[Requirement A]:
Answer these questions from the comic book legends column, one per line:
(i) Which installment in the series is this column?
(ii) On how many pages is the column spread?
(iii) Who wrote the 1978 comic in which DC and Marvel superheroes teamed up?
[Requirement B]: Lay out the lines of the listing between the line holding "elevation-label: 106 — [210, 614, 222, 632]" and the line holding "gradient-segment — [493, 523, 587, 716]", inclusive, as a Markdown table with the columns Row and Entry, where Row is the row number and Entry is the line, and leave out any blank lines.
[BEGIN Selected text]
Welcome to the four hundred and thirty-eighth in a series of examinations of comic book legends and whether they are true or false. Click here for an archive of the previous four hundred and thirty-seven. This week, what organization got DC and Marvel to team-up for an ultra rare comic book in 1978? And what future famous comic book writer wrote it? Plus, who is Silkie and how did she almost become a member of the X-Men? Finally, just what’s the deal with Cyclops’ powers and other dimensions?!
NOTE: The column is on three pages, a page for each legend. There’s a little “next” button on the top of the page and the bottom of the page to take you to the next page (and you can navigate between each page by just clicking on the little 1, 2 and 3 on the top and the bottom, as well).
COMIC LEGEND: Superheroes from DC and Marvel teamed-up in a comic written by Kurt Busiek in 1978 for…the Boston Symphony Orchestra?!
[END Selected text]
[BEGIN The input]
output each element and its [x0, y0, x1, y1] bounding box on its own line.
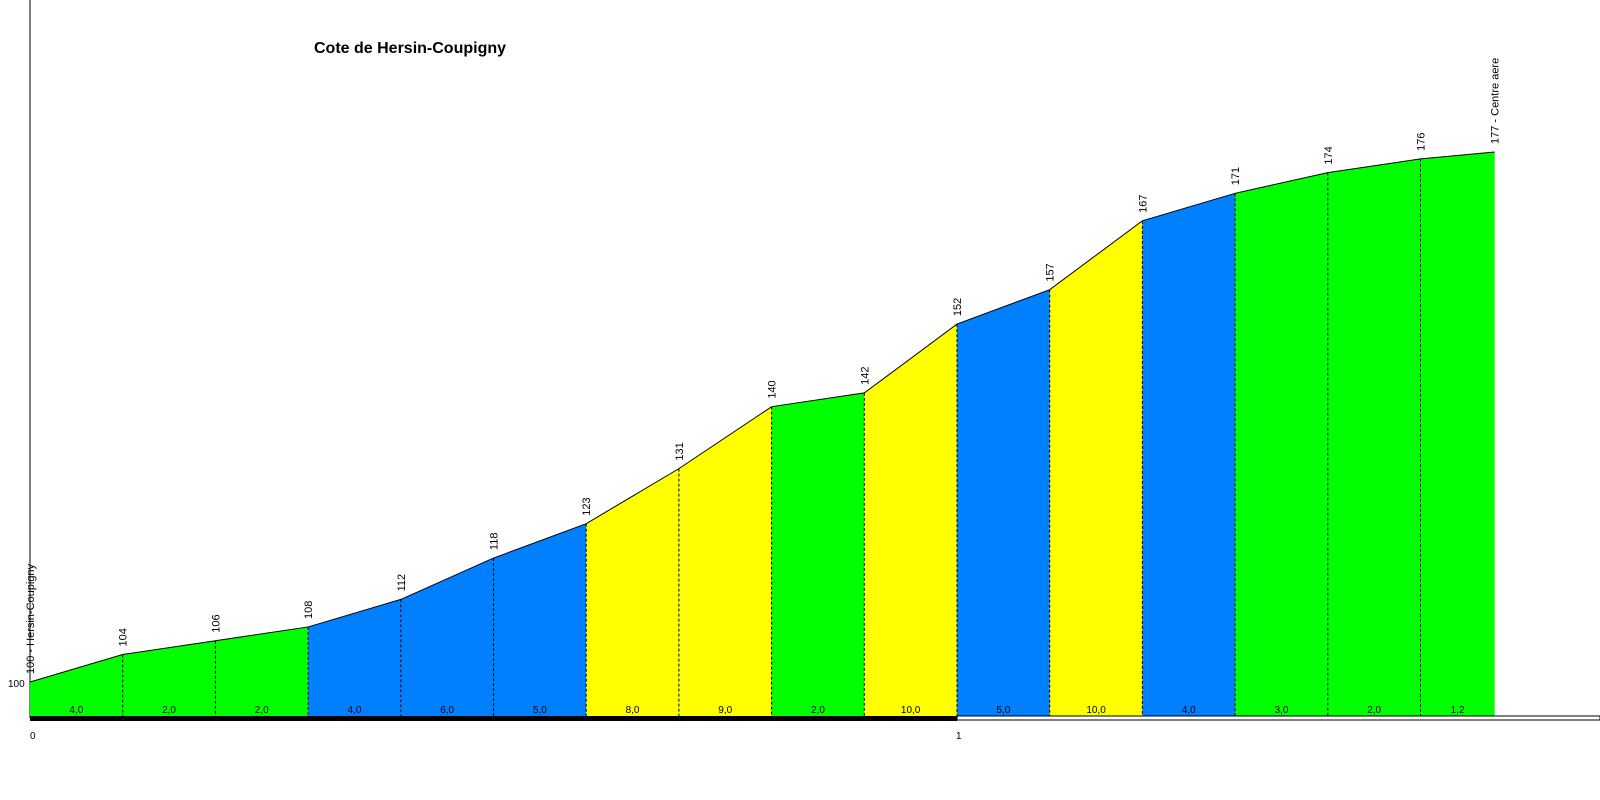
elevation-label: 106 — [210, 614, 222, 632]
y-axis-label: 100 — [8, 679, 25, 690]
elevation-label: 131 — [674, 442, 686, 460]
profile-line — [29, 151, 1495, 683]
gradient-segment — [30, 654, 123, 716]
elevation-label: 108 — [303, 601, 315, 619]
gradient-label: 6,0 — [440, 705, 454, 716]
elevation-label: 100 - Hersin-Coupigny — [25, 563, 37, 674]
elevation-label: 118 — [489, 533, 501, 551]
elevation-label: 176 — [1416, 133, 1428, 151]
gradient-segment — [957, 289, 1050, 716]
gradient-segment — [122, 640, 216, 716]
gradient-label: 5,0 — [996, 705, 1010, 716]
gradient-segment — [215, 626, 309, 716]
elevation-label: 171 — [1230, 167, 1242, 185]
gradient-segment — [1420, 152, 1495, 716]
gradient-segment — [493, 523, 587, 716]
gradient-labels: 4,0 2,0 2,0 4,0 6,0 5,0 8,0 9,0 2,0 10,0 5,0 10,0 4,… — [69, 705, 1465, 716]
elevation-label: 140 — [767, 380, 779, 398]
elevation-label: 104 — [118, 628, 130, 646]
gradient-label: 9,0 — [718, 705, 732, 716]
gradient-label: 8,0 — [626, 705, 640, 716]
gradient-label: 10,0 — [901, 705, 921, 716]
gradient-label: 4,0 — [347, 705, 361, 716]
x-tick-0: 0 — [30, 731, 36, 742]
chart-title: Cote de Hersin-Coupigny — [314, 40, 506, 57]
elevation-label: 152 — [952, 298, 964, 316]
elevation-label: 174 — [1323, 146, 1335, 164]
elevation-labels: 100 - Hersin-Coupigny 104 106 108 112 118 123 1… — [25, 58, 1502, 674]
gradient-segment — [678, 406, 772, 716]
gradient-label: 10,0 — [1086, 705, 1106, 716]
x-tick-1: 1 — [956, 731, 962, 742]
elevation-label: 177 - Centre aere — [1490, 58, 1502, 144]
gradient-segment — [1049, 220, 1143, 716]
gradient-segment — [864, 324, 957, 716]
gradient-segment — [308, 599, 401, 716]
gradient-segment — [1235, 172, 1328, 716]
gradient-label: 2,0 — [255, 705, 269, 716]
elevation-label: 157 — [1045, 263, 1057, 281]
gradient-segment — [586, 468, 679, 716]
gradient-segment — [771, 392, 865, 716]
gradient-segments — [30, 152, 1495, 716]
elevation-label: 112 — [396, 574, 408, 592]
gradient-segment — [1327, 158, 1421, 716]
gradient-label: 4,0 — [1182, 705, 1196, 716]
gradient-label: 2,0 — [162, 705, 176, 716]
distance-bar-km0 — [30, 716, 957, 721]
gradient-segment — [400, 558, 494, 716]
gradient-label: 3,0 — [1274, 705, 1288, 716]
elevation-label: 123 — [581, 497, 593, 515]
gradient-label: 2,0 — [811, 705, 825, 716]
elevation-label: 167 — [1137, 194, 1149, 212]
distance-bar-km1 — [956, 715, 1600, 721]
gradient-label: 4,0 — [69, 705, 83, 716]
gradient-label: 1,2 — [1451, 705, 1465, 716]
elevation-label: 142 — [859, 367, 871, 385]
gradient-segment — [1142, 193, 1236, 716]
gradient-label: 5,0 — [533, 705, 547, 716]
gradient-label: 2,0 — [1367, 705, 1381, 716]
[END The input]
[Exercise answer A]:
(i) The four hundred and thirty-eighth.
(ii) Three pages.
(iii) Kurt Busiek.

[Exercise answer B]:
| Row | Entry |
|---|---|
| 1 | elevation-label: 106 — [210, 614, 222, 632] |
| 2 | y-axis-label: 100 — [8, 679, 25, 690] |
| 3 | elevation-label: 131 — [674, 442, 686, 460] |
| 4 | profile-line — [29, 151, 1495, 683] |
| 5 | gradient-segment — [30, 654, 123, 716] |
| 6 | elevation-label: 108 — [303, 601, 315, 619] |
| 7 | gradient-label: 6,0 — [440, 705, 454, 716] |
| 8 | elevation-label: 100 - Hersin-Coupigny — [25, 563, 37, 674] |
| 9 | elevation-label: 118 — [489, 533, 501, 551] |
| 10 | elevation-label: 176 — [1416, 133, 1428, 151] |
| 11 | gradient-segment — [957, 289, 1050, 716] |
| 12 | gradient-segment — [122, 640, 216, 716] |
| 13 | gradient-label: 5,0 — [996, 705, 1010, 716] |
| 14 | gradient-segment — [215, 626, 309, 716] |
| 15 | elevation-label: 171 — [1230, 167, 1242, 185] |
| 16 | gradient-segment — [1420, 152, 1495, 716] |
| 17 | gradient-segment — [493, 523, 587, 716] |